• **WHAT YOU ARE ASKED TO DO**: All of the material below is to be returned exactly.

• **Extracted data entries**:
<<<<
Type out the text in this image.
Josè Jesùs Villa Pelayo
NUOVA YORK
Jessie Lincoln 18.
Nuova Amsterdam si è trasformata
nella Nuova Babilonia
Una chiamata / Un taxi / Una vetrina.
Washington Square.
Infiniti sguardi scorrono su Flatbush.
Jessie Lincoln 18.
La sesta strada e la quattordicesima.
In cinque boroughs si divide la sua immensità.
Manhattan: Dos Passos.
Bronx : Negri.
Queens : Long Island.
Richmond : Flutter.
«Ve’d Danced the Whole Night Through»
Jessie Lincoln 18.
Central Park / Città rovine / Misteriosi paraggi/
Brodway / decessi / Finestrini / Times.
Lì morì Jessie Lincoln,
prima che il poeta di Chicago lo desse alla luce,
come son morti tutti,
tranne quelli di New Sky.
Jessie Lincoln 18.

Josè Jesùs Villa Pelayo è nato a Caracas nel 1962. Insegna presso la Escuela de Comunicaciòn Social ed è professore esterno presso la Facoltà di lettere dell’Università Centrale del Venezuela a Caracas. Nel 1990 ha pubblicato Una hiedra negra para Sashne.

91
>>>>
• **ANSWER TO THIS TASK**:
Type out the text in this image.
Josè Jesùs Villa Pelayo
NUOVA YORK
Jessie Lincoln 18.
Nuova Amsterdam si è trasformata
nella Nuova Babilonia
Una chiamata / Un taxi / Una vetrina.
Washington Square.
Infiniti sguardi scorrono su Flatbush.
Jessie Lincoln 18.
La sesta strada e la quattordicesima.
In cinque boroughs si divide la sua immensità.
Manhattan: Dos Passos.
Bronx : Negri.
Queens : Long Island.
Richmond : Flutter.
«Ve’d Danced the Whole Night Through»
Jessie Lincoln 18.
Central Park / Città rovine / Misteriosi paraggi/
Brodway / decessi / Finestrini / Times.
Lì morì Jessie Lincoln,
prima che il poeta di Chicago lo desse alla luce,
come son morti tutti,
tranne quelli di New Sky.
Jessie Lincoln 18.

Josè Jesùs Villa Pelayo è nato a Caracas nel 1962. Insegna presso la Escuela de Comunicaciòn Social ed è professore esterno presso la Facoltà di lettere dell’Università Centrale del Venezuela a Caracas. Nel 1990 ha pubblicato Una hiedra negra para Sashne.

91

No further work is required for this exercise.